Information provided
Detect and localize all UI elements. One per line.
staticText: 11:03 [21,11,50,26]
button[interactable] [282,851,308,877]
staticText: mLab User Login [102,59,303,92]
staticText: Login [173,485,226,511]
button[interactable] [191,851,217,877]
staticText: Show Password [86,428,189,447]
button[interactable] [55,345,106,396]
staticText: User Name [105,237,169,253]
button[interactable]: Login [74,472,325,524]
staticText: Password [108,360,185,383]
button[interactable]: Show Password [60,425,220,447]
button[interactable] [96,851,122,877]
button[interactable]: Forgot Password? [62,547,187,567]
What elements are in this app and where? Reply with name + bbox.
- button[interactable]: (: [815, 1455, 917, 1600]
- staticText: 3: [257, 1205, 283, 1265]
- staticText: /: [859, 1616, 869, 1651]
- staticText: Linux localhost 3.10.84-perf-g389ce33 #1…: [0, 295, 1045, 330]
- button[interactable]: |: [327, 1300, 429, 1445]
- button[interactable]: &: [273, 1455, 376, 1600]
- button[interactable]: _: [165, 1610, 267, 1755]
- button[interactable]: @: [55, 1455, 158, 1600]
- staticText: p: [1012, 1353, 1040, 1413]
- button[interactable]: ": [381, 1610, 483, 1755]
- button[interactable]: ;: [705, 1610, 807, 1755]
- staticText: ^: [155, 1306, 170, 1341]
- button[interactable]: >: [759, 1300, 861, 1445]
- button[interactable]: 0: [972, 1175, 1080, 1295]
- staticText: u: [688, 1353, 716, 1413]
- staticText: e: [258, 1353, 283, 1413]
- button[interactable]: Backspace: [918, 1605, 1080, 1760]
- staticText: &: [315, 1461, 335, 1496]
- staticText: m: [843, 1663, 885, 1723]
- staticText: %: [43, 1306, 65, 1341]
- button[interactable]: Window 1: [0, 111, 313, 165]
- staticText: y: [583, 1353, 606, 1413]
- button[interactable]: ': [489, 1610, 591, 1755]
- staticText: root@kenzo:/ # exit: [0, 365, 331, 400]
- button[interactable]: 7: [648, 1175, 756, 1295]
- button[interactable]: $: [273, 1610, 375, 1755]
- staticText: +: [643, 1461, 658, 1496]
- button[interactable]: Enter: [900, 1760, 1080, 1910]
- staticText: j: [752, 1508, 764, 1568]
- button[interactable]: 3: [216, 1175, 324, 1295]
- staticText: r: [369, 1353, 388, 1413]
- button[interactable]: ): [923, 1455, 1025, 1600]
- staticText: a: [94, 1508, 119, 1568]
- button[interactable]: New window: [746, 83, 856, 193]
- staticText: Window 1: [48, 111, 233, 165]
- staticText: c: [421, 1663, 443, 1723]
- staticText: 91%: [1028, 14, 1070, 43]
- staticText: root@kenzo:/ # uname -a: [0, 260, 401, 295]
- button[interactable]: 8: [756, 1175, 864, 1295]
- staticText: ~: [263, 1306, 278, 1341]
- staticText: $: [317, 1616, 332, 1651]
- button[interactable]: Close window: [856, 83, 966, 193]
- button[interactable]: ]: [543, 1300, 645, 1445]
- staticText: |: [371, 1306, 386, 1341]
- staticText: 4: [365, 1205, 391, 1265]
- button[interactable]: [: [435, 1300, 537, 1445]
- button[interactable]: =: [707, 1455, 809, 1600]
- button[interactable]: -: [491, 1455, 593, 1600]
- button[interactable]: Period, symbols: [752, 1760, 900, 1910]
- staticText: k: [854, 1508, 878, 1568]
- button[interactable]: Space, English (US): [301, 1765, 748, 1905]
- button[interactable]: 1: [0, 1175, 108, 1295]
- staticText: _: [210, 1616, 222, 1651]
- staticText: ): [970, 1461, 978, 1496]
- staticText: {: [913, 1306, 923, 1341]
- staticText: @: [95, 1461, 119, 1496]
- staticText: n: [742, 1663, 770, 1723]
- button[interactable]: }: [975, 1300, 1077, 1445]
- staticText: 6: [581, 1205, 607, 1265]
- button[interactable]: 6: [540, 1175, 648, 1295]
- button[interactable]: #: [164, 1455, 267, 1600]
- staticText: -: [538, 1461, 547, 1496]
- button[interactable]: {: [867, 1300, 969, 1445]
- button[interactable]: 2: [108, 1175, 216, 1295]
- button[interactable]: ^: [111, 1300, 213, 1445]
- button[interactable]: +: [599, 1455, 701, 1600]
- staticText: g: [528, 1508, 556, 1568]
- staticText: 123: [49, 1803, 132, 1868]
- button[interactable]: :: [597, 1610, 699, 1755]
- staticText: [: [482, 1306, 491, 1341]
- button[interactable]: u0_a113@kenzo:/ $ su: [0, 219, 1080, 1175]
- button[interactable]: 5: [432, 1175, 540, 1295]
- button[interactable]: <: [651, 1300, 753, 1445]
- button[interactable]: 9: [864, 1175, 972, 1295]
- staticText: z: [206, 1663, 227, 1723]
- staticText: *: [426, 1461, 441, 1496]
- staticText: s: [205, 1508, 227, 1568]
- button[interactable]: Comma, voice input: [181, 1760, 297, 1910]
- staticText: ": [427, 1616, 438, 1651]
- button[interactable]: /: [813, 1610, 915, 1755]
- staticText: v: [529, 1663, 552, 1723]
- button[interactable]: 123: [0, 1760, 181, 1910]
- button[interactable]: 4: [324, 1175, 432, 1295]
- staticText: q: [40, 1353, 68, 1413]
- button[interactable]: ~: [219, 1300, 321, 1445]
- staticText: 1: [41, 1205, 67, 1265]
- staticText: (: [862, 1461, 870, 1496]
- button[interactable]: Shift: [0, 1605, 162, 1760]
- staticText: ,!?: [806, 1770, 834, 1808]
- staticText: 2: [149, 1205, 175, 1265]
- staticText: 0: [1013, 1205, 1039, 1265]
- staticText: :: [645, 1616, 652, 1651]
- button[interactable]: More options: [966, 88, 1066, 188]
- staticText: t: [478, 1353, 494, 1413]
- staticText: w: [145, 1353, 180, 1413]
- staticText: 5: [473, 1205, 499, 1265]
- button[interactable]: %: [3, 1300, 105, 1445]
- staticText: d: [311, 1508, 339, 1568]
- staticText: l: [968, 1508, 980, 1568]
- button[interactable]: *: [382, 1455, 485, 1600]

What the exercise asks
Format every line of the data above as a JSON list of strings, one string per line, and omit any blank lines.

Task output
[
  "Detect and localize all UI elements. One per line.",
  "staticText: 11:03 [21,11,50,26]",
  "button[interactable] [282,851,308,877]",
  "staticText: mLab User Login [102,59,303,92]",
  "staticText: Login [173,485,226,511]",
  "button[interactable] [191,851,217,877]",
  "staticText: Show Password [86,428,189,447]",
  "button[interactable] [55,345,106,396]",
  "staticText: User Name [105,237,169,253]",
  "button[interactable]: Login [74,472,325,524]",
  "staticText: Password [108,360,185,383]",
  "button[interactable]: Show Password [60,425,220,447]",
  "button[interactable] [96,851,122,877]",
  "button[interactable]: Forgot Password? [62,547,187,567]",
  "What elements are in this app and where? Reply with name + bbox.",
  "- button[interactable]: (: [815, 1455, 917, 1600]",
  "- staticText: 3: [257, 1205, 283, 1265]",
  "- staticText: /: [859, 1616, 869, 1651]",
  "- staticText: Linux localhost 3.10.84-perf-g389ce33 #1…: [0, 295, 1045, 330]",
  "- button[interactable]: |: [327, 1300, 429, 1445]",
  "- button[interactable]: &: [273, 1455, 376, 1600]",
  "- button[interactable]: _: [165, 1610, 267, 1755]",
  "- button[interactable]: @: [55, 1455, 158, 1600]",
  "- staticText: p: [1012, 1353, 1040, 1413]",
  "- button[interactable]: \": [381, 1610, 483, 1755]",
  "- button[interactable]: ;: [705, 1610, 807, 1755]",
  "- staticText: ^: [155, 1306, 170, 1341]",
  "- button[interactable]: >: [759, 1300, 861, 1445]",
  "- button[interactable]: 0: [972, 1175, 1080, 1295]",
  "- staticText: u: [688, 1353, 716, 1413]",
  "- staticText: e: [258, 1353, 283, 1413]",
  "- button[interactable]: Backspace: [918, 1605, 1080, 1760]",
  "- staticText: &: [315, 1461, 335, 1496]",
  "- staticText: m: [843, 1663, 885, 1723]",
  "- staticText: %: [43, 1306, 65, 1341]",
  "- button[interactable]: Window 1: [0, 111, 313, 165]",
  "- staticText: y: [583, 1353, 606, 1413]",
  "- button[interactable]: ': [489, 1610, 591, 1755]",
  "- staticText: root@kenzo:/ # exit: [0, 365, 331, 400]",
  "- button[interactable]: 7: [648, 1175, 756, 1295]",
  "- button[interactable]: $: [273, 1610, 375, 1755]",
  "- staticText: +: [643, 1461, 658, 1496]",
  "- button[interactable]: Enter: [900, 1760, 1080, 1910]",
  "- staticText: j: [752, 1508, 764, 1568]",
  "- button[interactable]: 3: [216, 1175, 324, 1295]",
  "- staticText: r: [369, 1353, 388, 1413]",
  "- button[interactable]: ): [923, 1455, 1025, 1600]",
  "- staticText: a: [94, 1508, 119, 1568]",
  "- button[interactable]: New window: [746, 83, 856, 193]",
  "- staticText: Window 1: [48, 111, 233, 165]",
  "- staticText: c: [421, 1663, 443, 1723]",
  "- staticText: 91%: [1028, 14, 1070, 43]",
  "- staticText: root@kenzo:/ # uname -a: [0, 260, 401, 295]",
  "- button[interactable]: 8: [756, 1175, 864, 1295]",
  "- staticText: ~: [263, 1306, 278, 1341]",
  "- staticText: $: [317, 1616, 332, 1651]",
  "- button[interactable]: Close window: [856, 83, 966, 193]",
  "- button[interactable]: ]: [543, 1300, 645, 1445]",
  "- staticText: |: [371, 1306, 386, 1341]",
  "- staticText: 4: [365, 1205, 391, 1265]",
  "- button[interactable]: [: [435, 1300, 537, 1445]",
  "- button[interactable]: =: [707, 1455, 809, 1600]",
  "- button[interactable]: -: [491, 1455, 593, 1600]",
  "- button[interactable]: Period, symbols: [752, 1760, 900, 1910]",
  "- staticText: k: [854, 1508, 878, 1568]",
  "- button[interactable]: Space, English (US): [301, 1765, 748, 1905]",
  "- button[interactable]: 1: [0, 1175, 108, 1295]",
  "- staticText: _: [210, 1616, 222, 1651]",
  "- staticText: ): [970, 1461, 978, 1496]",
  "- staticText: {: [913, 1306, 923, 1341]",
  "- staticText: @: [95, 1461, 119, 1496]",
  "- staticText: n: [742, 1663, 770, 1723]",
  "- button[interactable]: }: [975, 1300, 1077, 1445]",
  "- staticText: 6: [581, 1205, 607, 1265]",
  "- button[interactable]: 6: [540, 1175, 648, 1295]",
  "- button[interactable]: #: [164, 1455, 267, 1600]",
  "- staticText: -: [538, 1461, 547, 1496]",
  "- button[interactable]: {: [867, 1300, 969, 1445]",
  "- button[interactable]: 2: [108, 1175, 216, 1295]",
  "- button[interactable]: ^: [111, 1300, 213, 1445]",
  "- button[interactable]: +: [599, 1455, 701, 1600]",
  "- staticText: g: [528, 1508, 556, 1568]",
  "- staticText: 123: [49, 1803, 132, 1868]",
  "- button[interactable]: :: [597, 1610, 699, 1755]",
  "- staticText: [: [482, 1306, 491, 1341]",
  "- button[interactable]: u0_a113@kenzo:/ $ su: [0, 219, 1080, 1175]",
  "- button[interactable]: 5: [432, 1175, 540, 1295]",
  "- button[interactable]: <: [651, 1300, 753, 1445]",
  "- button[interactable]: 9: [864, 1175, 972, 1295]",
  "- staticText: z: [206, 1663, 227, 1723]",
  "- staticText: *: [426, 1461, 441, 1496]",
  "- staticText: s: [205, 1508, 227, 1568]",
  "- button[interactable]: Comma, voice input: [181, 1760, 297, 1910]",
  "- staticText: \": [427, 1616, 438, 1651]",
  "- button[interactable]: /: [813, 1610, 915, 1755]",
  "- staticText: v: [529, 1663, 552, 1723]",
  "- button[interactable]: 123: [0, 1760, 181, 1910]",
  "- button[interactable]: 4: [324, 1175, 432, 1295]",
  "- staticText: q: [40, 1353, 68, 1413]",
  "- button[interactable]: ~: [219, 1300, 321, 1445]",
  "- staticText: 1: [41, 1205, 67, 1265]",
  "- staticText: (: [862, 1461, 870, 1496]",
  "- button[interactable]: Shift: [0, 1605, 162, 1760]",
  "- staticText: ,!?: [806, 1770, 834, 1808]",
  "- staticText: 2: [149, 1205, 175, 1265]",
  "- staticText: 0: [1013, 1205, 1039, 1265]",
  "- staticText: :: [645, 1616, 652, 1651]",
  "- button[interactable]: More options: [966, 88, 1066, 188]",
  "- staticText: t: [478, 1353, 494, 1413]",
  "- staticText: w: [145, 1353, 180, 1413]",
  "- staticText: 5: [473, 1205, 499, 1265]",
  "- button[interactable]: %: [3, 1300, 105, 1445]",
  "- staticText: d: [311, 1508, 339, 1568]",
  "- staticText: l: [968, 1508, 980, 1568]",
  "- button[interactable]: *: [382, 1455, 485, 1600]"
]